■ WRITTEN PROBLEM
Output the full material exactly as it appears here.

■ Stored entries
'''

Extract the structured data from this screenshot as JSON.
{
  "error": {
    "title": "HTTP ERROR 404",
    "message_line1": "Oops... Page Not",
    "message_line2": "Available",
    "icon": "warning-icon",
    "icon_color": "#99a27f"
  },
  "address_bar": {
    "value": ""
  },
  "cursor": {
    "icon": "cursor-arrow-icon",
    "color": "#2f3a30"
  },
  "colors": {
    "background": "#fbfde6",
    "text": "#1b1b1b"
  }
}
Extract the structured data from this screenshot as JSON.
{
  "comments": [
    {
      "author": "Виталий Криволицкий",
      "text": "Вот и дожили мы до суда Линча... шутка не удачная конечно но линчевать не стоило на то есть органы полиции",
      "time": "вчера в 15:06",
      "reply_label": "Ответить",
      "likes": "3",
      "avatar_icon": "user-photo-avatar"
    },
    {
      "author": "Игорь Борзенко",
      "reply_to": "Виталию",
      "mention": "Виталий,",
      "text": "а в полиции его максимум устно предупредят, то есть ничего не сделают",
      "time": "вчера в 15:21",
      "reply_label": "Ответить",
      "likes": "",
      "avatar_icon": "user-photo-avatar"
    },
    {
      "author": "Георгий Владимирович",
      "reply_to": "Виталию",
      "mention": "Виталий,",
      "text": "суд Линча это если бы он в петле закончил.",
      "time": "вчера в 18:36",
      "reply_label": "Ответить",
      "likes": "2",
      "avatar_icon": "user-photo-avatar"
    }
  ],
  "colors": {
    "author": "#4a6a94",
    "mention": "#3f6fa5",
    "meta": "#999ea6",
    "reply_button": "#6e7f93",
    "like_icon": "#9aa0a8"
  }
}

'''

■ SOLUTION FOR THIS PROBLEM
Extract the structured data from this screenshot as JSON.
{
  "error": {
    "title": "HTTP ERROR 404",
    "message_line1": "Oops... Page Not",
    "message_line2": "Available",
    "icon": "warning-icon",
    "icon_color": "#99a27f"
  },
  "address_bar": {
    "value": ""
  },
  "cursor": {
    "icon": "cursor-arrow-icon",
    "color": "#2f3a30"
  },
  "colors": {
    "background": "#fbfde6",
    "text": "#1b1b1b"
  }
}
Extract the structured data from this screenshot as JSON.
{
  "comments": [
    {
      "author": "Виталий Криволицкий",
      "text": "Вот и дожили мы до суда Линча... шутка не удачная конечно но линчевать не стоило на то есть органы полиции",
      "time": "вчера в 15:06",
      "reply_label": "Ответить",
      "likes": "3",
      "avatar_icon": "user-photo-avatar"
    },
    {
      "author": "Игорь Борзенко",
      "reply_to": "Виталию",
      "mention": "Виталий,",
      "text": "а в полиции его максимум устно предупредят, то есть ничего не сделают",
      "time": "вчера в 15:21",
      "reply_label": "Ответить",
      "likes": "",
      "avatar_icon": "user-photo-avatar"
    },
    {
      "author": "Георгий Владимирович",
      "reply_to": "Виталию",
      "mention": "Виталий,",
      "text": "суд Линча это если бы он в петле закончил.",
      "time": "вчера в 18:36",
      "reply_label": "Ответить",
      "likes": "2",
      "avatar_icon": "user-photo-avatar"
    }
  ],
  "colors": {
    "author": "#4a6a94",
    "mention": "#3f6fa5",
    "meta": "#999ea6",
    "reply_button": "#6e7f93",
    "like_icon": "#9aa0a8"
  }
}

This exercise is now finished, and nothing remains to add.